[Dataset records]
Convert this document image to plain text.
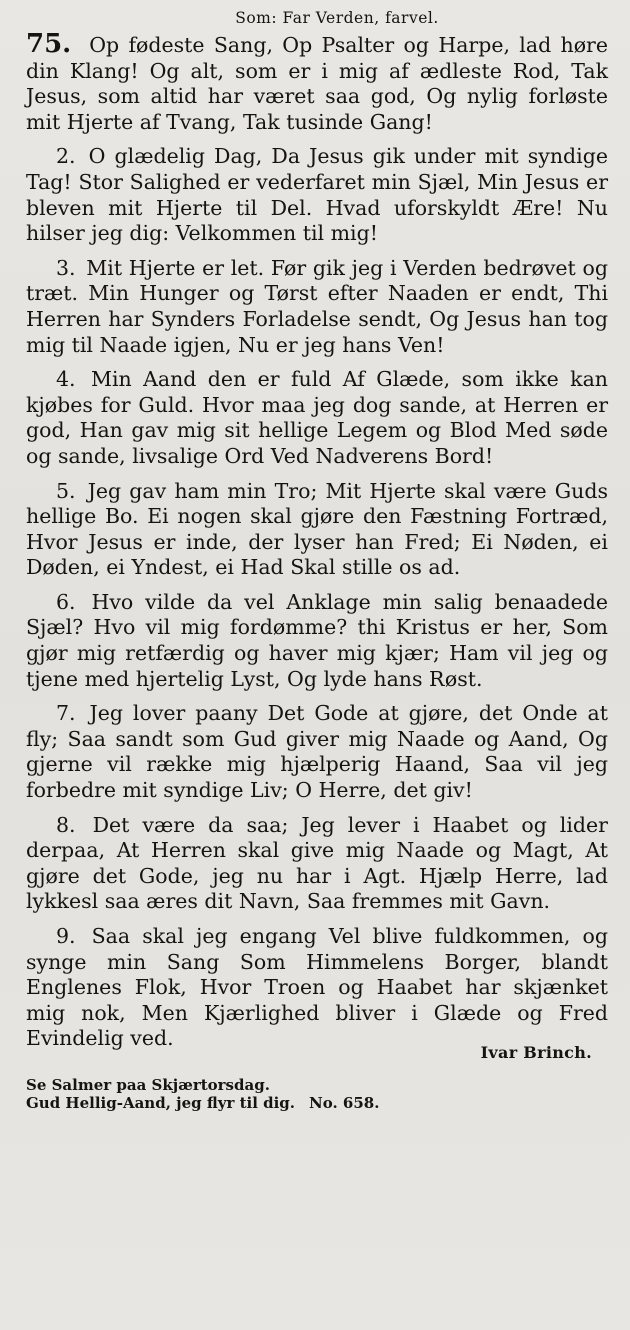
Som: Far Verden, farvel.
75. Op fødeste Sang, Op Psalter og Harpe, lad høre din Klang! Og alt, som er i mig af ædleste Rod, Tak Jesus, som altid har været saa god, Og nylig forløste mit Hjerte af Tvang, Tak tusinde Gang!
2. O glædelig Dag, Da Jesus gik under mit syndige Tag! Stor Salighed er vederfaret min Sjæl, Min Jesus er bleven mit Hjerte til Del. Hvad uforskyldt Ære! Nu hilser jeg dig: Velkommen til mig!
3. Mit Hjerte er let. Før gik jeg i Verden bedrøvet og træt. Min Hunger og Tørst efter Naaden er endt, Thi Herren har Synders Forladelse sendt, Og Jesus han tog mig til Naade igjen, Nu er jeg hans Ven!
4. Min Aand den er fuld Af Glæde, som ikke kan kjøbes for Guld. Hvor maa jeg dog sande, at Herren er god, Han gav mig sit hellige Legem og Blod Med søde og sande, livsalige Ord Ved Nadverens Bord!
5. Jeg gav ham min Tro; Mit Hjerte skal være Guds hellige Bo. Ei nogen skal gjøre den Fæstning Fortræd, Hvor Jesus er inde, der lyser han Fred; Ei Nøden, ei Døden, ei Yndest, ei Had Skal stille os ad.
6. Hvo vilde da vel Anklage min salig benaadede Sjæl? Hvo vil mig fordømme? thi Kristus er her, Som gjør mig retfærdig og haver mig kjær; Ham vil jeg og tjene med hjertelig Lyst, Og lyde hans Røst.
7. Jeg lover paany Det Gode at gjøre, det Onde at fly; Saa sandt som Gud giver mig Naade og Aand, Og gjerne vil række mig hjælperig Haand, Saa vil jeg forbedre mit syndige Liv; O Herre, det giv!
8. Det være da saa; Jeg lever i Haabet og lider derpaa, At Herren skal give mig Naade og Magt, At gjøre det Gode, jeg nu har i Agt. Hjælp Herre, lad lykkesl saa æres dit Navn, Saa fremmes mit Gavn.
9. Saa skal jeg engang Vel blive fuldkommen, og synge min Sang Som Himmelens Borger, blandt Englenes Flok, Hvor Troen og Haabet har skjænket mig nok, Men Kjærlighed bliver i Glæde og Fred Evindelig ved.
Ivar Brinch.
Se Salmer paa Skjærtorsdag.
Gud Hellig-Aand, jeg flyr til dig. No. 658.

• STATED PROBLEM: Set down the records in full and exactly. Do not carry over any image.

• EXERCISE SOLUTION:
Convert this document image to plain text.
Som: Far Verden, farvel.
75. Op fødeste Sang, Op Psalter og Harpe, lad høre din Klang! Og alt, som er i mig af ædleste Rod, Tak Jesus, som altid har været saa god, Og nylig forløste mit Hjerte af Tvang, Tak tusinde Gang!
2. O glædelig Dag, Da Jesus gik under mit syndige Tag! Stor Salighed er vederfaret min Sjæl, Min Jesus er bleven mit Hjerte til Del. Hvad uforskyldt Ære! Nu hilser jeg dig: Velkommen til mig!
3. Mit Hjerte er let. Før gik jeg i Verden bedrøvet og træt. Min Hunger og Tørst efter Naaden er endt, Thi Herren har Synders Forladelse sendt, Og Jesus han tog mig til Naade igjen, Nu er jeg hans Ven!
4. Min Aand den er fuld Af Glæde, som ikke kan kjøbes for Guld. Hvor maa jeg dog sande, at Herren er god, Han gav mig sit hellige Legem og Blod Med søde og sande, livsalige Ord Ved Nadverens Bord!
5. Jeg gav ham min Tro; Mit Hjerte skal være Guds hellige Bo. Ei nogen skal gjøre den Fæstning Fortræd, Hvor Jesus er inde, der lyser han Fred; Ei Nøden, ei Døden, ei Yndest, ei Had Skal stille os ad.
6. Hvo vilde da vel Anklage min salig benaadede Sjæl? Hvo vil mig fordømme? thi Kristus er her, Som gjør mig retfærdig og haver mig kjær; Ham vil jeg og tjene med hjertelig Lyst, Og lyde hans Røst.
7. Jeg lover paany Det Gode at gjøre, det Onde at fly; Saa sandt som Gud giver mig Naade og Aand, Og gjerne vil række mig hjælperig Haand, Saa vil jeg forbedre mit syndige Liv; O Herre, det giv!
8. Det være da saa; Jeg lever i Haabet og lider derpaa, At Herren skal give mig Naade og Magt, At gjøre det Gode, jeg nu har i Agt. Hjælp Herre, lad lykkesl saa æres dit Navn, Saa fremmes mit Gavn.
9. Saa skal jeg engang Vel blive fuldkommen, og synge min Sang Som Himmelens Borger, blandt Englenes Flok, Hvor Troen og Haabet har skjænket mig nok, Men Kjærlighed bliver i Glæde og Fred Evindelig ved.
Ivar Brinch.
Se Salmer paa Skjærtorsdag.
Gud Hellig-Aand, jeg flyr til dig. No. 658.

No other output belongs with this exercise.